══ Data listing

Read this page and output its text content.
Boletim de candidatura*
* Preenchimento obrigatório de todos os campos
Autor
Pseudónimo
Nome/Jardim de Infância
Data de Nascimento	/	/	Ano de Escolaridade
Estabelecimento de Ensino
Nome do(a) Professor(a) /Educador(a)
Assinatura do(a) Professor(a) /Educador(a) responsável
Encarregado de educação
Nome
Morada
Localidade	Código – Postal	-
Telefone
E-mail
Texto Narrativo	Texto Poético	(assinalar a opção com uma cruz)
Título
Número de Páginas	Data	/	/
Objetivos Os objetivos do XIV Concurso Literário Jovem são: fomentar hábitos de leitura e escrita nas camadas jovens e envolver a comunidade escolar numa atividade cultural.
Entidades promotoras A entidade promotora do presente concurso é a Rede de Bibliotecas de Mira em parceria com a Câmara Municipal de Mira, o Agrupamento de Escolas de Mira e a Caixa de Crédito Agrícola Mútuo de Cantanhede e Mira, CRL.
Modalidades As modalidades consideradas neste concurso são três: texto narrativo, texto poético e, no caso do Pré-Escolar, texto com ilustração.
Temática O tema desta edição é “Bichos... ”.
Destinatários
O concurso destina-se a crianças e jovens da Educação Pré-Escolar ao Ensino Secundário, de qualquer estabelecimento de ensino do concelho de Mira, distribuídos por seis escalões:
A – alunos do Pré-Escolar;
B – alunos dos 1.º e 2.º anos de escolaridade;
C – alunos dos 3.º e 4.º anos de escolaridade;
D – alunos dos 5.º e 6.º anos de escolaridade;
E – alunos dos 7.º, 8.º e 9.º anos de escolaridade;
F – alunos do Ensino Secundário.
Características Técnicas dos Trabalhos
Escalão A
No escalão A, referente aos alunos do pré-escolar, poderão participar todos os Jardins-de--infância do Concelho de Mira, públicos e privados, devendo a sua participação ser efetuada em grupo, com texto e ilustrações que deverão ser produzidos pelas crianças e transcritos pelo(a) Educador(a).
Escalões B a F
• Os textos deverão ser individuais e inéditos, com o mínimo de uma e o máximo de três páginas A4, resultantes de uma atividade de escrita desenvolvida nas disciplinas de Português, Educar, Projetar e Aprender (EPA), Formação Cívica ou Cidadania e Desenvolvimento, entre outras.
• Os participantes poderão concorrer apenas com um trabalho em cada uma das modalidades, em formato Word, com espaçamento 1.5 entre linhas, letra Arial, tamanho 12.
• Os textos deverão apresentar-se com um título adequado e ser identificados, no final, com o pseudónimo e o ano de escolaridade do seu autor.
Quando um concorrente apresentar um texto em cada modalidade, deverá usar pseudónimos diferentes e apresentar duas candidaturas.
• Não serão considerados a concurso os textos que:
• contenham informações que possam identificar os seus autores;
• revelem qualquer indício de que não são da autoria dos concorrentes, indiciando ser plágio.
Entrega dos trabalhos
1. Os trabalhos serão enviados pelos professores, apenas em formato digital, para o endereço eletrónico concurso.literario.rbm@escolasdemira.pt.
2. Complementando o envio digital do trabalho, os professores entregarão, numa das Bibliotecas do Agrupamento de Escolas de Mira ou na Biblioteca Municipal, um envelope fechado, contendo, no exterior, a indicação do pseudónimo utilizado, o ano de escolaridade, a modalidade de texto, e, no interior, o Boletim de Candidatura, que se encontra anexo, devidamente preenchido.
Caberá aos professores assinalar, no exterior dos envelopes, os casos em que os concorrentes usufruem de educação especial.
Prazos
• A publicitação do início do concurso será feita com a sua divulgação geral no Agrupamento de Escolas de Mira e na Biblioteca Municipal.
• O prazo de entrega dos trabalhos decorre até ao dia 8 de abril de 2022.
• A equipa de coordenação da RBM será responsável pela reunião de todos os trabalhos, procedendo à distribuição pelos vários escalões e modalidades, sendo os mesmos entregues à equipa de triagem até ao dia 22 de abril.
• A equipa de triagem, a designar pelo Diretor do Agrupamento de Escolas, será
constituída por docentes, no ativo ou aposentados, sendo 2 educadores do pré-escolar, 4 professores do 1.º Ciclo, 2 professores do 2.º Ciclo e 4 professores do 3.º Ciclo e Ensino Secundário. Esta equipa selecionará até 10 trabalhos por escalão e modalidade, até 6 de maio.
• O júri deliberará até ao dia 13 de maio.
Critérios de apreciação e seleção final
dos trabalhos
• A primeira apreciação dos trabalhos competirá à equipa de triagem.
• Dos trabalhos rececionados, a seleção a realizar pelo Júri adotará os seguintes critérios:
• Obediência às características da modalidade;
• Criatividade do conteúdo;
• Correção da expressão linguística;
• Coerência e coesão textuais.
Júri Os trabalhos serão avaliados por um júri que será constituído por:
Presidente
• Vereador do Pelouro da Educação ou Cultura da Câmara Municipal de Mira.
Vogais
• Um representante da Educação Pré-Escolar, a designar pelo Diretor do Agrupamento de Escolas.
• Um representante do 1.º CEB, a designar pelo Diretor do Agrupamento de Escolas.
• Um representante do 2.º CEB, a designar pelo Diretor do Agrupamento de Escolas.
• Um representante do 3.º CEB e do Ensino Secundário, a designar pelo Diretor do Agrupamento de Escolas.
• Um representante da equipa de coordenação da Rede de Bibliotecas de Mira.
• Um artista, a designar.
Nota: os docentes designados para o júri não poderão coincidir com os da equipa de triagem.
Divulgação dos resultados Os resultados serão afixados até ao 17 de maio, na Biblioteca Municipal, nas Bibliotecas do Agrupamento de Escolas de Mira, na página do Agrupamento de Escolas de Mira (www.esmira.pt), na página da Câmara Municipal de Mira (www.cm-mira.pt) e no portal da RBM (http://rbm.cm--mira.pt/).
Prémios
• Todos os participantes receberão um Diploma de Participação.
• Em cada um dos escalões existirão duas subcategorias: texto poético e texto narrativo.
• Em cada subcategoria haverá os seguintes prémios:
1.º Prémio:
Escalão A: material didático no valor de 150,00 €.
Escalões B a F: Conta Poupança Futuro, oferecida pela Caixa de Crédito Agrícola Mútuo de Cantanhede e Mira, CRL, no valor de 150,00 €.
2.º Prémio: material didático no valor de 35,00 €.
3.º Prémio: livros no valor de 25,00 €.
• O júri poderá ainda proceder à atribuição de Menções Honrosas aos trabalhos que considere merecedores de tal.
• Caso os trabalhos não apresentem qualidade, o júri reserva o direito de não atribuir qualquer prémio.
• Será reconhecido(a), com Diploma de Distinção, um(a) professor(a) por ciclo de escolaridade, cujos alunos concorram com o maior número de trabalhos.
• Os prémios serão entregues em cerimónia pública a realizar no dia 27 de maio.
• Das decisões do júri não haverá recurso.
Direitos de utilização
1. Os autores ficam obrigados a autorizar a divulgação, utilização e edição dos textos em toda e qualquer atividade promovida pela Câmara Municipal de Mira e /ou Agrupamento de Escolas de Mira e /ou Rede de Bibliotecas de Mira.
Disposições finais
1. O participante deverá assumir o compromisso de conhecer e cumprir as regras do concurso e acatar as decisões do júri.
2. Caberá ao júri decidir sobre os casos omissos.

════

§ Aim of the task
Set every line of the listing down word for word.

§ Response to the exercise
Read this page and output its text content.
Boletim de candidatura*
* Preenchimento obrigatório de todos os campos
Autor
Pseudónimo
Nome/Jardim de Infância
Data de Nascimento	/	/	Ano de Escolaridade
Estabelecimento de Ensino
Nome do(a) Professor(a) /Educador(a)
Assinatura do(a) Professor(a) /Educador(a) responsável
Encarregado de educação
Nome
Morada
Localidade	Código – Postal	-
Telefone
E-mail
Texto Narrativo	Texto Poético	(assinalar a opção com uma cruz)
Título
Número de Páginas	Data	/	/
Objetivos Os objetivos do XIV Concurso Literário Jovem são: fomentar hábitos de leitura e escrita nas camadas jovens e envolver a comunidade escolar numa atividade cultural.
Entidades promotoras A entidade promotora do presente concurso é a Rede de Bibliotecas de Mira em parceria com a Câmara Municipal de Mira, o Agrupamento de Escolas de Mira e a Caixa de Crédito Agrícola Mútuo de Cantanhede e Mira, CRL.
Modalidades As modalidades consideradas neste concurso são três: texto narrativo, texto poético e, no caso do Pré-Escolar, texto com ilustração.
Temática O tema desta edição é “Bichos... ”.
Destinatários
O concurso destina-se a crianças e jovens da Educação Pré-Escolar ao Ensino Secundário, de qualquer estabelecimento de ensino do concelho de Mira, distribuídos por seis escalões:
A – alunos do Pré-Escolar;
B – alunos dos 1.º e 2.º anos de escolaridade;
C – alunos dos 3.º e 4.º anos de escolaridade;
D – alunos dos 5.º e 6.º anos de escolaridade;
E – alunos dos 7.º, 8.º e 9.º anos de escolaridade;
F – alunos do Ensino Secundário.
Características Técnicas dos Trabalhos
Escalão A
No escalão A, referente aos alunos do pré-escolar, poderão participar todos os Jardins-de--infância do Concelho de Mira, públicos e privados, devendo a sua participação ser efetuada em grupo, com texto e ilustrações que deverão ser produzidos pelas crianças e transcritos pelo(a) Educador(a).
Escalões B a F
• Os textos deverão ser individuais e inéditos, com o mínimo de uma e o máximo de três páginas A4, resultantes de uma atividade de escrita desenvolvida nas disciplinas de Português, Educar, Projetar e Aprender (EPA), Formação Cívica ou Cidadania e Desenvolvimento, entre outras.
• Os participantes poderão concorrer apenas com um trabalho em cada uma das modalidades, em formato Word, com espaçamento 1.5 entre linhas, letra Arial, tamanho 12.
• Os textos deverão apresentar-se com um título adequado e ser identificados, no final, com o pseudónimo e o ano de escolaridade do seu autor.
Quando um concorrente apresentar um texto em cada modalidade, deverá usar pseudónimos diferentes e apresentar duas candidaturas.
• Não serão considerados a concurso os textos que:
• contenham informações que possam identificar os seus autores;
• revelem qualquer indício de que não são da autoria dos concorrentes, indiciando ser plágio.
Entrega dos trabalhos
1. Os trabalhos serão enviados pelos professores, apenas em formato digital, para o endereço eletrónico concurso.literario.rbm@escolasdemira.pt.
2. Complementando o envio digital do trabalho, os professores entregarão, numa das Bibliotecas do Agrupamento de Escolas de Mira ou na Biblioteca Municipal, um envelope fechado, contendo, no exterior, a indicação do pseudónimo utilizado, o ano de escolaridade, a modalidade de texto, e, no interior, o Boletim de Candidatura, que se encontra anexo, devidamente preenchido.
Caberá aos professores assinalar, no exterior dos envelopes, os casos em que os concorrentes usufruem de educação especial.
Prazos
• A publicitação do início do concurso será feita com a sua divulgação geral no Agrupamento de Escolas de Mira e na Biblioteca Municipal.
• O prazo de entrega dos trabalhos decorre até ao dia 8 de abril de 2022.
• A equipa de coordenação da RBM será responsável pela reunião de todos os trabalhos, procedendo à distribuição pelos vários escalões e modalidades, sendo os mesmos entregues à equipa de triagem até ao dia 22 de abril.
• A equipa de triagem, a designar pelo Diretor do Agrupamento de Escolas, será
constituída por docentes, no ativo ou aposentados, sendo 2 educadores do pré-escolar, 4 professores do 1.º Ciclo, 2 professores do 2.º Ciclo e 4 professores do 3.º Ciclo e Ensino Secundário. Esta equipa selecionará até 10 trabalhos por escalão e modalidade, até 6 de maio.
• O júri deliberará até ao dia 13 de maio.
Critérios de apreciação e seleção final
dos trabalhos
• A primeira apreciação dos trabalhos competirá à equipa de triagem.
• Dos trabalhos rececionados, a seleção a realizar pelo Júri adotará os seguintes critérios:
• Obediência às características da modalidade;
• Criatividade do conteúdo;
• Correção da expressão linguística;
• Coerência e coesão textuais.
Júri Os trabalhos serão avaliados por um júri que será constituído por:
Presidente
• Vereador do Pelouro da Educação ou Cultura da Câmara Municipal de Mira.
Vogais
• Um representante da Educação Pré-Escolar, a designar pelo Diretor do Agrupamento de Escolas.
• Um representante do 1.º CEB, a designar pelo Diretor do Agrupamento de Escolas.
• Um representante do 2.º CEB, a designar pelo Diretor do Agrupamento de Escolas.
• Um representante do 3.º CEB e do Ensino Secundário, a designar pelo Diretor do Agrupamento de Escolas.
• Um representante da equipa de coordenação da Rede de Bibliotecas de Mira.
• Um artista, a designar.
Nota: os docentes designados para o júri não poderão coincidir com os da equipa de triagem.
Divulgação dos resultados Os resultados serão afixados até ao 17 de maio, na Biblioteca Municipal, nas Bibliotecas do Agrupamento de Escolas de Mira, na página do Agrupamento de Escolas de Mira (www.esmira.pt), na página da Câmara Municipal de Mira (www.cm-mira.pt) e no portal da RBM (http://rbm.cm--mira.pt/).
Prémios
• Todos os participantes receberão um Diploma de Participação.
• Em cada um dos escalões existirão duas subcategorias: texto poético e texto narrativo.
• Em cada subcategoria haverá os seguintes prémios:
1.º Prémio:
Escalão A: material didático no valor de 150,00 €.
Escalões B a F: Conta Poupança Futuro, oferecida pela Caixa de Crédito Agrícola Mútuo de Cantanhede e Mira, CRL, no valor de 150,00 €.
2.º Prémio: material didático no valor de 35,00 €.
3.º Prémio: livros no valor de 25,00 €.
• O júri poderá ainda proceder à atribuição de Menções Honrosas aos trabalhos que considere merecedores de tal.
• Caso os trabalhos não apresentem qualidade, o júri reserva o direito de não atribuir qualquer prémio.
• Será reconhecido(a), com Diploma de Distinção, um(a) professor(a) por ciclo de escolaridade, cujos alunos concorram com o maior número de trabalhos.
• Os prémios serão entregues em cerimónia pública a realizar no dia 27 de maio.
• Das decisões do júri não haverá recurso.
Direitos de utilização
1. Os autores ficam obrigados a autorizar a divulgação, utilização e edição dos textos em toda e qualquer atividade promovida pela Câmara Municipal de Mira e /ou Agrupamento de Escolas de Mira e /ou Rede de Bibliotecas de Mira.
Disposições finais
1. O participante deverá assumir o compromisso de conhecer e cumprir as regras do concurso e acatar as decisões do júri.
2. Caberá ao júri decidir sobre os casos omissos.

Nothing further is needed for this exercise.